(带注释的元素清单)
----------------------------------------

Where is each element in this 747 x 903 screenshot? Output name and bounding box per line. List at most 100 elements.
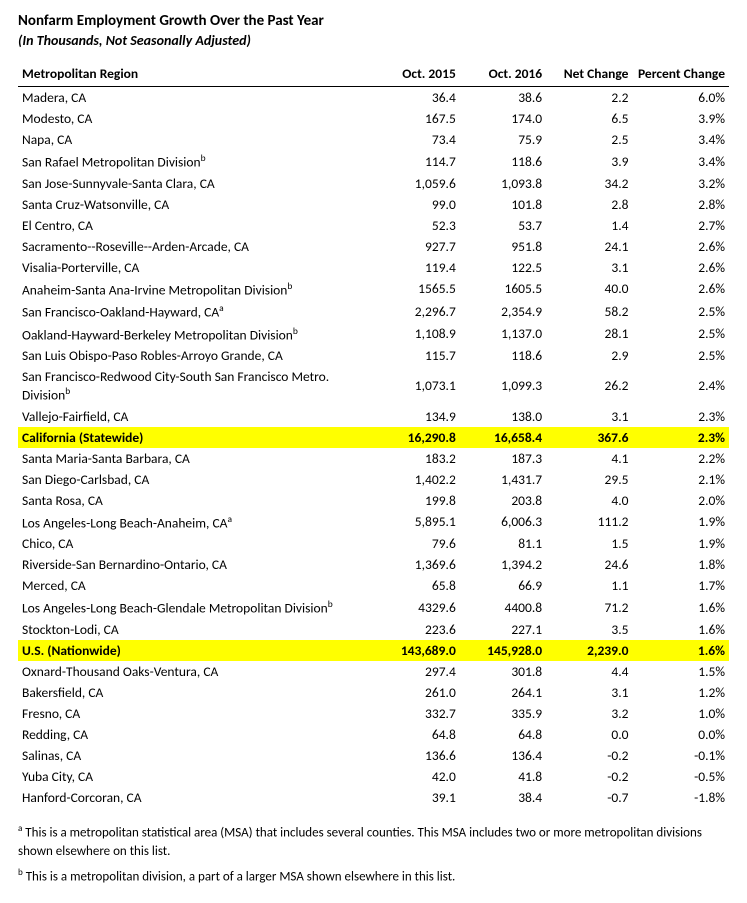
cell-value: 2.6% (632, 236, 729, 257)
cell-value: 301.8 (460, 661, 546, 682)
table-row: Yuba City, CA42.041.8-0.2-0.5% (18, 766, 729, 787)
table-row: California (Statewide)16,290.816,658.436… (18, 427, 729, 448)
cell-value: 3.9 (546, 150, 632, 173)
cell-region: Chico, CA (18, 533, 373, 554)
cell-value: 40.0 (546, 278, 632, 301)
cell-value: 264.1 (460, 682, 546, 703)
cell-value: 3.1 (546, 406, 632, 427)
cell-region: Madera, CA (18, 87, 373, 109)
cell-region: Napa, CA (18, 129, 373, 150)
cell-value: 16,658.4 (460, 427, 546, 448)
table-row: San Luis Obispo-Paso Robles-Arroyo Grand… (18, 345, 729, 366)
cell-value: 39.1 (373, 787, 459, 808)
cell-value: -0.7 (546, 787, 632, 808)
cell-region: Modesto, CA (18, 108, 373, 129)
cell-value: 0.0% (632, 724, 729, 745)
cell-value: 6.5 (546, 108, 632, 129)
cell-value: 66.9 (460, 575, 546, 596)
table-row: Salinas, CA136.6136.4-0.2-0.1% (18, 745, 729, 766)
cell-value: 223.6 (373, 619, 459, 640)
cell-value: 187.3 (460, 448, 546, 469)
cell-value: 2.2% (632, 448, 729, 469)
cell-value: 2,354.9 (460, 300, 546, 323)
cell-value: 41.8 (460, 766, 546, 787)
cell-value: 119.4 (373, 257, 459, 278)
col-header-region: Metropolitan Region (18, 63, 373, 87)
cell-value: 1.5 (546, 533, 632, 554)
cell-region: Stockton-Lodi, CA (18, 619, 373, 640)
cell-value: 335.9 (460, 703, 546, 724)
cell-region: San Luis Obispo-Paso Robles-Arroyo Grand… (18, 345, 373, 366)
table-row: Oxnard-Thousand Oaks-Ventura, CA297.4301… (18, 661, 729, 682)
cell-value: 3.9% (632, 108, 729, 129)
cell-region: San Diego-Carlsbad, CA (18, 469, 373, 490)
cell-value: 29.5 (546, 469, 632, 490)
cell-region: Vallejo-Fairfield, CA (18, 406, 373, 427)
table-row: El Centro, CA52.353.71.42.7% (18, 215, 729, 236)
col-header-oct2016: Oct. 2016 (460, 63, 546, 87)
cell-value: -0.2 (546, 766, 632, 787)
cell-region: Santa Rosa, CA (18, 490, 373, 511)
cell-value: 1.1 (546, 575, 632, 596)
cell-value: 1,431.7 (460, 469, 546, 490)
table-row: Redding, CA64.864.80.00.0% (18, 724, 729, 745)
cell-value: 297.4 (373, 661, 459, 682)
cell-value: 1,369.6 (373, 554, 459, 575)
cell-value: 36.4 (373, 87, 459, 109)
cell-value: 1565.5 (373, 278, 459, 301)
cell-value: 81.1 (460, 533, 546, 554)
cell-region: California (Statewide) (18, 427, 373, 448)
cell-value: 3.4% (632, 150, 729, 173)
cell-value: 122.5 (460, 257, 546, 278)
cell-region: Merced, CA (18, 575, 373, 596)
cell-value: 2.3% (632, 406, 729, 427)
cell-value: 0.0 (546, 724, 632, 745)
cell-value: 28.1 (546, 323, 632, 346)
table-row: San Francisco-Oakland-Hayward, CAa2,296.… (18, 300, 729, 323)
cell-value: 1,093.8 (460, 173, 546, 194)
cell-region: Oakland-Hayward-Berkeley Metropolitan Di… (18, 323, 373, 346)
cell-value: 174.0 (460, 108, 546, 129)
cell-value: 73.4 (373, 129, 459, 150)
col-header-netchange: Net Change (546, 63, 632, 87)
cell-region: Oxnard-Thousand Oaks-Ventura, CA (18, 661, 373, 682)
cell-value: 1.9% (632, 533, 729, 554)
cell-value: 1.2% (632, 682, 729, 703)
cell-region: Anaheim-Santa Ana-Irvine Metropolitan Di… (18, 278, 373, 301)
cell-value: 75.9 (460, 129, 546, 150)
cell-value: 71.2 (546, 596, 632, 619)
table-row: Santa Cruz-Watsonville, CA99.0101.82.82.… (18, 194, 729, 215)
table-row: Stockton-Lodi, CA223.6227.13.51.6% (18, 619, 729, 640)
cell-value: 2.3% (632, 427, 729, 448)
col-header-oct2015: Oct. 2015 (373, 63, 459, 87)
cell-value: 136.4 (460, 745, 546, 766)
cell-value: 1.6% (632, 640, 729, 661)
cell-value: 2.5% (632, 323, 729, 346)
cell-value: 5,895.1 (373, 511, 459, 534)
table-row: Bakersfield, CA261.0264.13.11.2% (18, 682, 729, 703)
cell-value: 2,239.0 (546, 640, 632, 661)
cell-value: 38.6 (460, 87, 546, 109)
cell-value: 26.2 (546, 366, 632, 406)
cell-region: Sacramento--Roseville--Arden-Arcade, CA (18, 236, 373, 257)
table-row: U.S. (Nationwide)143,689.0145,928.02,239… (18, 640, 729, 661)
cell-value: 367.6 (546, 427, 632, 448)
cell-value: 227.1 (460, 619, 546, 640)
table-row: Visalia-Porterville, CA119.4122.53.12.6% (18, 257, 729, 278)
table-row: San Diego-Carlsbad, CA1,402.21,431.729.5… (18, 469, 729, 490)
table-row: Merced, CA65.866.91.11.7% (18, 575, 729, 596)
cell-value: 2.8% (632, 194, 729, 215)
cell-value: 1.4 (546, 215, 632, 236)
cell-value: 34.2 (546, 173, 632, 194)
cell-value: 52.3 (373, 215, 459, 236)
cell-value: 1,137.0 (460, 323, 546, 346)
cell-value: 1,108.9 (373, 323, 459, 346)
cell-value: 4329.6 (373, 596, 459, 619)
cell-value: 203.8 (460, 490, 546, 511)
table-row: Chico, CA79.681.11.51.9% (18, 533, 729, 554)
table-row: Santa Rosa, CA199.8203.84.02.0% (18, 490, 729, 511)
table-row: Santa Maria-Santa Barbara, CA183.2187.34… (18, 448, 729, 469)
cell-region: Hanford-Corcoran, CA (18, 787, 373, 808)
cell-value: 927.7 (373, 236, 459, 257)
cell-value: 951.8 (460, 236, 546, 257)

----------------------------------------

◆ 练习目标: 把以上各行中的“cell-region”一律换成“row-label”，其余内容保持不变，重新写出全部各行，图片不要写入。

◆ 完成结果:
Where is each element in this 747 x 903 screenshot? Output name and bounding box per line. List at most 100 elements.
cell-value: 2.6% (632, 236, 729, 257)
cell-value: 301.8 (460, 661, 546, 682)
table-row: Yuba City, CA42.041.8-0.2-0.5% (18, 766, 729, 787)
table-row: California (Statewide)16,290.816,658.436… (18, 427, 729, 448)
cell-value: 3.9 (546, 150, 632, 173)
row-label: Chico, CA (18, 533, 373, 554)
cell-value: 40.0 (546, 278, 632, 301)
cell-value: 264.1 (460, 682, 546, 703)
cell-value: 3.1 (546, 406, 632, 427)
row-label: Madera, CA (18, 87, 373, 109)
row-label: Napa, CA (18, 129, 373, 150)
cell-value: 16,658.4 (460, 427, 546, 448)
table-row: San Luis Obispo-Paso Robles-Arroyo Grand… (18, 345, 729, 366)
cell-value: 39.1 (373, 787, 459, 808)
cell-value: -0.7 (546, 787, 632, 808)
row-label: Modesto, CA (18, 108, 373, 129)
cell-value: 0.0% (632, 724, 729, 745)
cell-value: 6.5 (546, 108, 632, 129)
cell-value: 66.9 (460, 575, 546, 596)
table-row: Salinas, CA136.6136.4-0.2-0.1% (18, 745, 729, 766)
cell-value: 223.6 (373, 619, 459, 640)
cell-value: 187.3 (460, 448, 546, 469)
cell-value: 2.2% (632, 448, 729, 469)
cell-value: 2,354.9 (460, 300, 546, 323)
cell-value: 41.8 (460, 766, 546, 787)
cell-value: 119.4 (373, 257, 459, 278)
col-header-region: Metropolitan Region (18, 63, 373, 87)
cell-value: 1.5 (546, 533, 632, 554)
row-label: Stockton-Lodi, CA (18, 619, 373, 640)
cell-value: 335.9 (460, 703, 546, 724)
row-label: San Luis Obispo-Paso Robles-Arroyo Grand… (18, 345, 373, 366)
table-row: Oxnard-Thousand Oaks-Ventura, CA297.4301… (18, 661, 729, 682)
cell-value: 3.9% (632, 108, 729, 129)
row-label: San Diego-Carlsbad, CA (18, 469, 373, 490)
cell-value: 29.5 (546, 469, 632, 490)
row-label: Vallejo-Fairfield, CA (18, 406, 373, 427)
table-row: El Centro, CA52.353.71.42.7% (18, 215, 729, 236)
col-header-oct2016: Oct. 2016 (460, 63, 546, 87)
cell-value: -0.2 (546, 766, 632, 787)
row-label: Santa Rosa, CA (18, 490, 373, 511)
cell-value: 1.1 (546, 575, 632, 596)
cell-value: 1,431.7 (460, 469, 546, 490)
table-row: Redding, CA64.864.80.00.0% (18, 724, 729, 745)
cell-value: 297.4 (373, 661, 459, 682)
cell-value: 1,369.6 (373, 554, 459, 575)
cell-value: 36.4 (373, 87, 459, 109)
cell-value: 1565.5 (373, 278, 459, 301)
cell-value: 81.1 (460, 533, 546, 554)
row-label: California (Statewide) (18, 427, 373, 448)
cell-value: 3.4% (632, 150, 729, 173)
cell-value: 122.5 (460, 257, 546, 278)
row-label: Merced, CA (18, 575, 373, 596)
cell-value: 2.3% (632, 406, 729, 427)
cell-value: 0.0 (546, 724, 632, 745)
cell-value: 28.1 (546, 323, 632, 346)
table-row: San Francisco-Oakland-Hayward, CAa2,296.… (18, 300, 729, 323)
cell-value: 1,093.8 (460, 173, 546, 194)
row-label: Oakland-Hayward-Berkeley Metropolitan Di… (18, 323, 373, 346)
cell-value: 174.0 (460, 108, 546, 129)
cell-value: 73.4 (373, 129, 459, 150)
col-header-netchange: Net Change (546, 63, 632, 87)
row-label: Oxnard-Thousand Oaks-Ventura, CA (18, 661, 373, 682)
cell-value: 1.9% (632, 533, 729, 554)
cell-value: 1.2% (632, 682, 729, 703)
row-label: Anaheim-Santa Ana-Irvine Metropolitan Di… (18, 278, 373, 301)
cell-value: 75.9 (460, 129, 546, 150)
cell-value: 71.2 (546, 596, 632, 619)
table-row: Santa Cruz-Watsonville, CA99.0101.82.82.… (18, 194, 729, 215)
table-row: Stockton-Lodi, CA223.6227.13.51.6% (18, 619, 729, 640)
cell-value: 2.3% (632, 427, 729, 448)
col-header-oct2015: Oct. 2015 (373, 63, 459, 87)
cell-value: 136.4 (460, 745, 546, 766)
cell-value: 1.6% (632, 640, 729, 661)
cell-value: 2.5% (632, 323, 729, 346)
cell-value: 5,895.1 (373, 511, 459, 534)
table-row: Bakersfield, CA261.0264.13.11.2% (18, 682, 729, 703)
cell-value: 2,239.0 (546, 640, 632, 661)
cell-value: 38.6 (460, 87, 546, 109)
cell-value: 26.2 (546, 366, 632, 406)
row-label: Sacramento--Roseville--Arden-Arcade, CA (18, 236, 373, 257)
table-row: U.S. (Nationwide)143,689.0145,928.02,239… (18, 640, 729, 661)
cell-value: 367.6 (546, 427, 632, 448)
cell-value: 227.1 (460, 619, 546, 640)
table-row: Visalia-Porterville, CA119.4122.53.12.6% (18, 257, 729, 278)
table-row: San Diego-Carlsbad, CA1,402.21,431.729.5… (18, 469, 729, 490)
table-row: Merced, CA65.866.91.11.7% (18, 575, 729, 596)
cell-value: 2.8% (632, 194, 729, 215)
cell-value: 1.4 (546, 215, 632, 236)
cell-value: 34.2 (546, 173, 632, 194)
cell-value: 52.3 (373, 215, 459, 236)
cell-value: 1,137.0 (460, 323, 546, 346)
cell-value: 1,108.9 (373, 323, 459, 346)
cell-value: 4329.6 (373, 596, 459, 619)
cell-value: 203.8 (460, 490, 546, 511)
table-row: Chico, CA79.681.11.51.9% (18, 533, 729, 554)
table-row: Santa Rosa, CA199.8203.84.02.0% (18, 490, 729, 511)
table-row: Santa Maria-Santa Barbara, CA183.2187.34… (18, 448, 729, 469)
row-label: Hanford-Corcoran, CA (18, 787, 373, 808)
cell-value: 927.7 (373, 236, 459, 257)
cell-value: 951.8 (460, 236, 546, 257)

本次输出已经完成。